Raw records:
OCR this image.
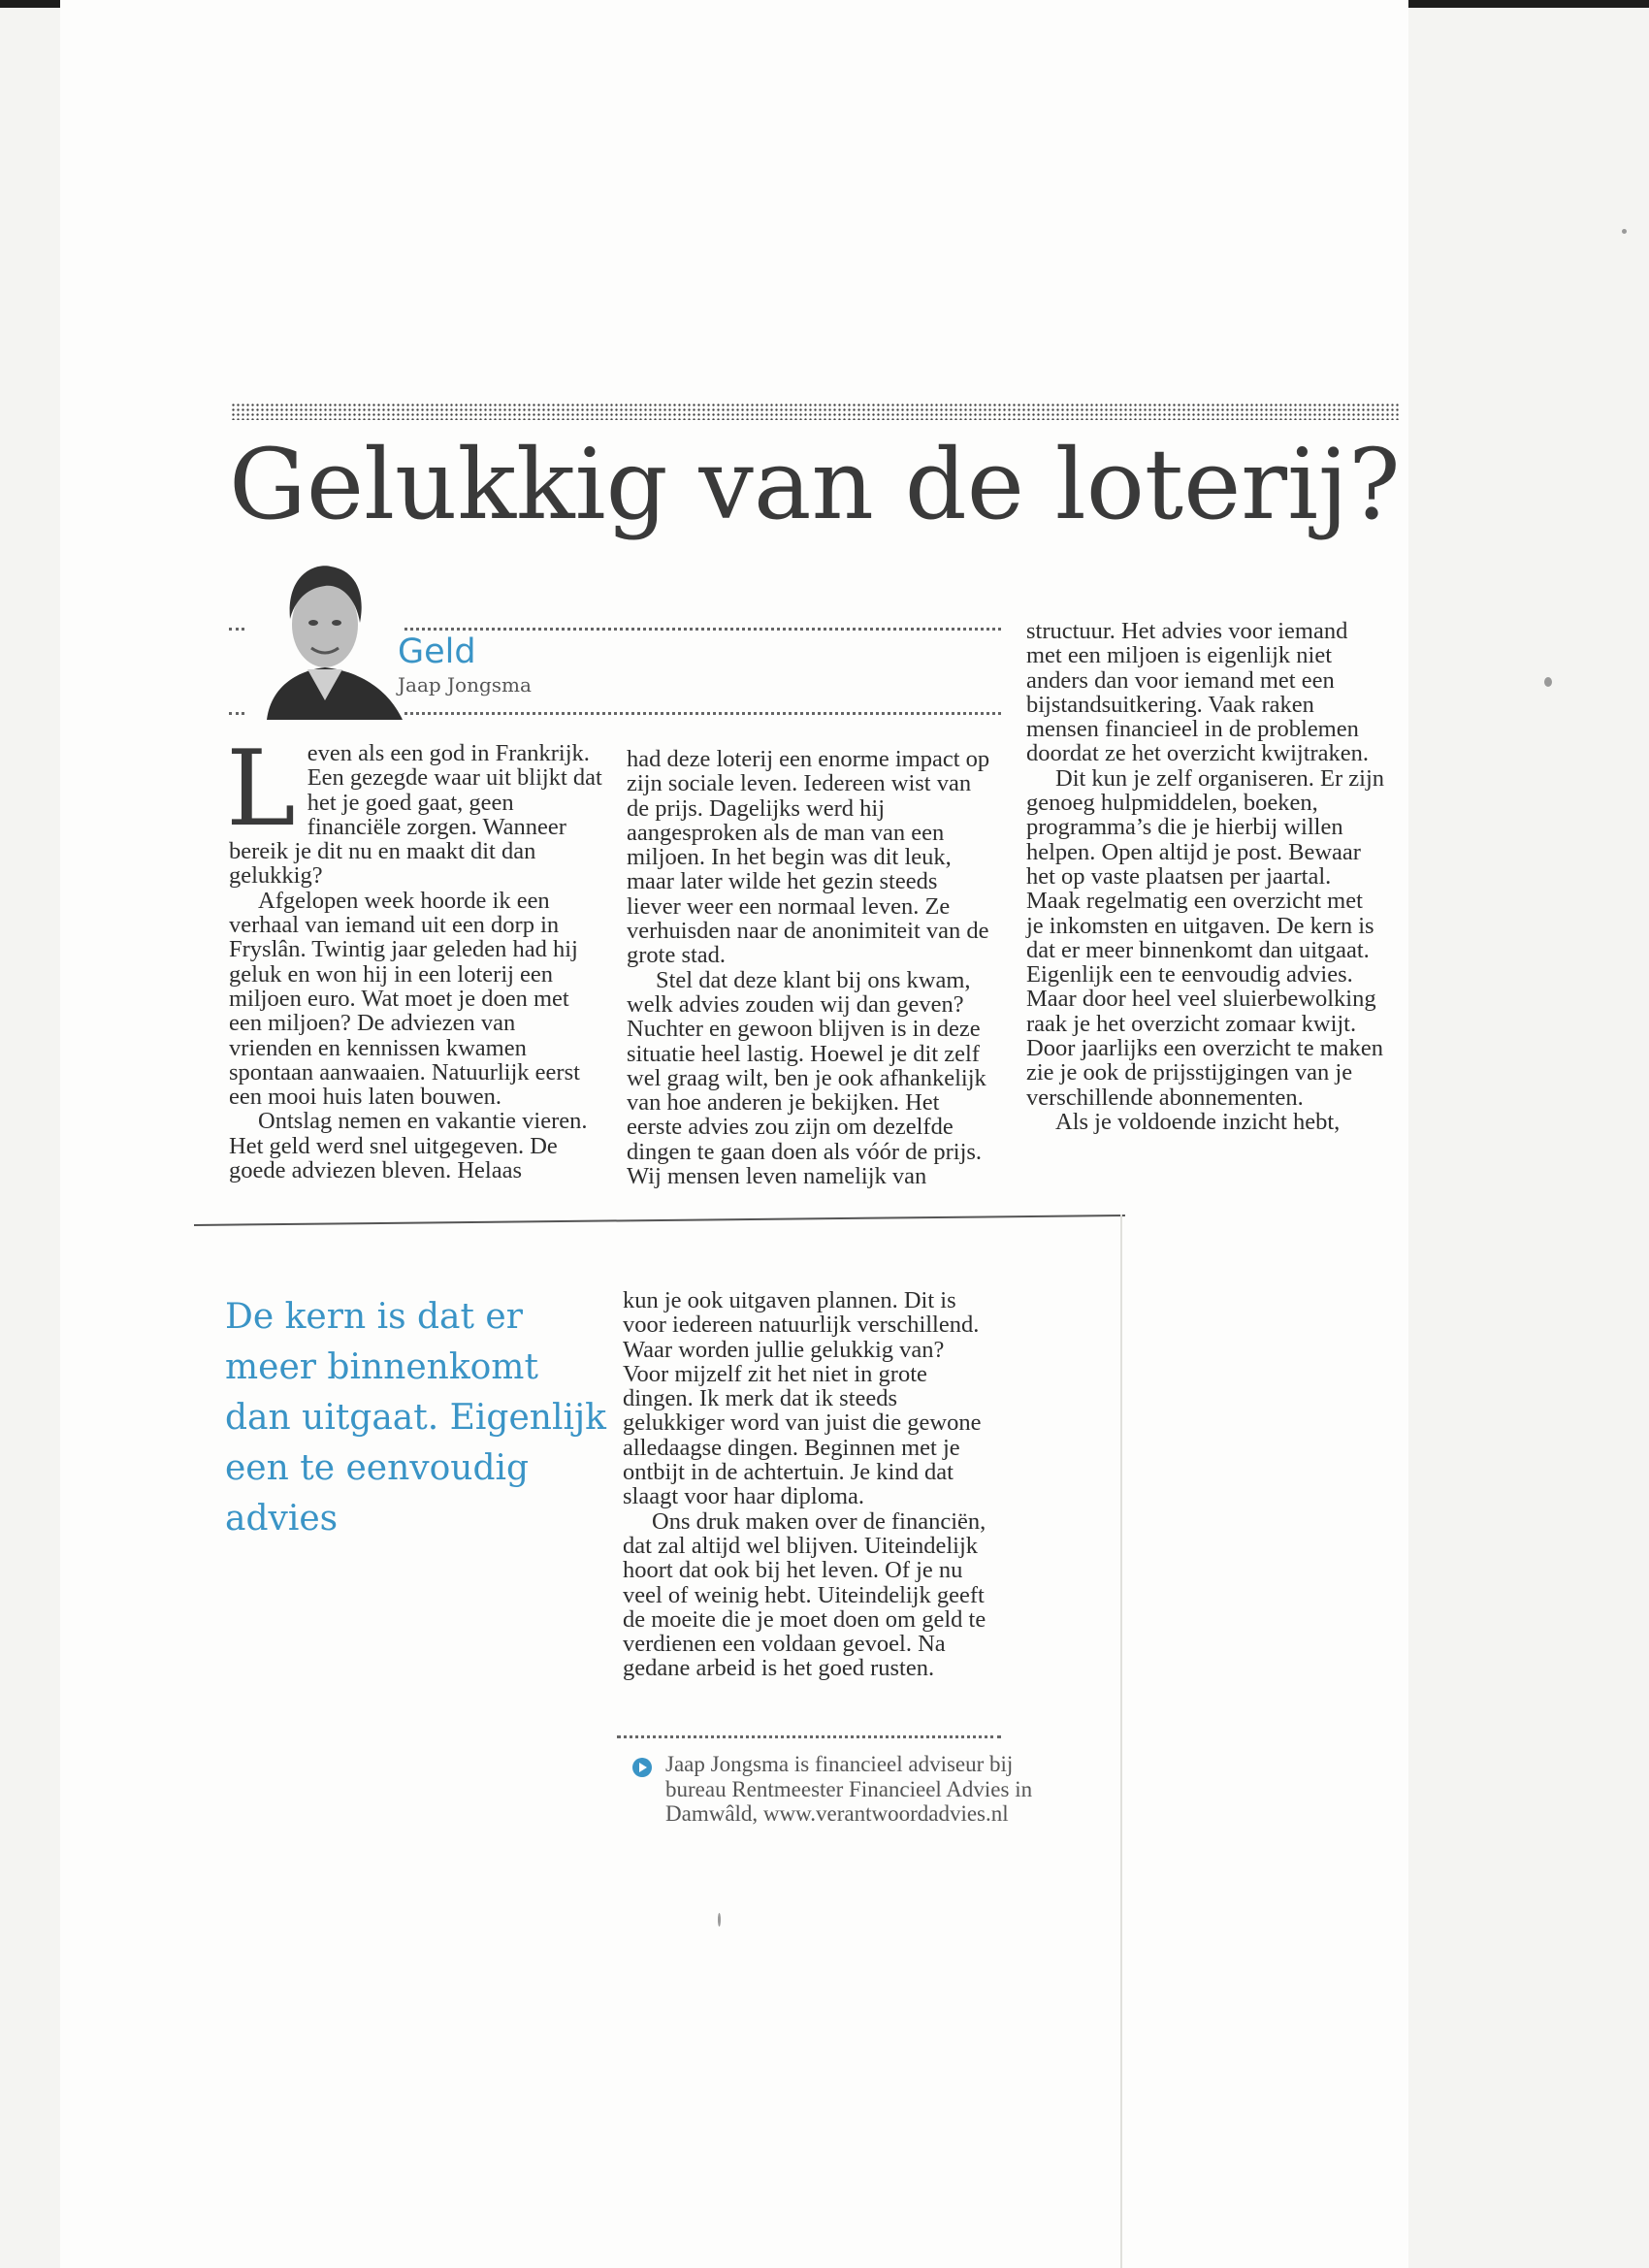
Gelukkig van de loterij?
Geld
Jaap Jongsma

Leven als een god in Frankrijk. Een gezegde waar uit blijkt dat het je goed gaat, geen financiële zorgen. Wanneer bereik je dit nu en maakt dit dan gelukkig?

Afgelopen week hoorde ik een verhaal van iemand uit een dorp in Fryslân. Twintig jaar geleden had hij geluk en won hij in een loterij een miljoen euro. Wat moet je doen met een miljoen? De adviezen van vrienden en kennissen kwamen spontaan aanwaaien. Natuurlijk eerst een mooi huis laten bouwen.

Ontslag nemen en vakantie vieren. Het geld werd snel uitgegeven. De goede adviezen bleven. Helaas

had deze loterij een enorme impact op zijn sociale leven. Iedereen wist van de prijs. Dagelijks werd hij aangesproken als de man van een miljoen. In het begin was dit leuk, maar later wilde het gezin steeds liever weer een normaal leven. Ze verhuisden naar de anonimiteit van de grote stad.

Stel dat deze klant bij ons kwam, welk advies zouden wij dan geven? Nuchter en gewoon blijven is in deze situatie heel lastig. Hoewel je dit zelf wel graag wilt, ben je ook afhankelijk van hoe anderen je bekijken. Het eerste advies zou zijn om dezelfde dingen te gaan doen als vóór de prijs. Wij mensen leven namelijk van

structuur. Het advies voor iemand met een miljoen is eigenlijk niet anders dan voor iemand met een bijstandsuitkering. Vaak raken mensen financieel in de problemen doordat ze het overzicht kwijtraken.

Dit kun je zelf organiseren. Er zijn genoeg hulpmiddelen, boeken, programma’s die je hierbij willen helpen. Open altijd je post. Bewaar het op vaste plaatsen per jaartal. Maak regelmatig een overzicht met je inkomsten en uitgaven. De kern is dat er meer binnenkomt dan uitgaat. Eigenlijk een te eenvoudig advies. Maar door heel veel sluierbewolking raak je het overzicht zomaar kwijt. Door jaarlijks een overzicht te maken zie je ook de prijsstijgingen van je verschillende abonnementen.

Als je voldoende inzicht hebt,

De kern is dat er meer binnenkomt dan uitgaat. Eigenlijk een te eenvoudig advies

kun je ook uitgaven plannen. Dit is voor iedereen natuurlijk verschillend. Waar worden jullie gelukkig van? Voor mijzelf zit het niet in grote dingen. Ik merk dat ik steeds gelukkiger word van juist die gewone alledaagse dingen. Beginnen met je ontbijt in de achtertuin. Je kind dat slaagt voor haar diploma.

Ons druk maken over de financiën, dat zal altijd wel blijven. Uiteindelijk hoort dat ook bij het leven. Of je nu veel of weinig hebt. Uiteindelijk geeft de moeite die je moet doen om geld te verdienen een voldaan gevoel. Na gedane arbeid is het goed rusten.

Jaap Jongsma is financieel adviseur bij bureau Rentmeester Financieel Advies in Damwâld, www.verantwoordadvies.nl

#### Given problem
Reply with nothing except the number of lines in the listing above that include the string "overzicht".

#### Full solution
2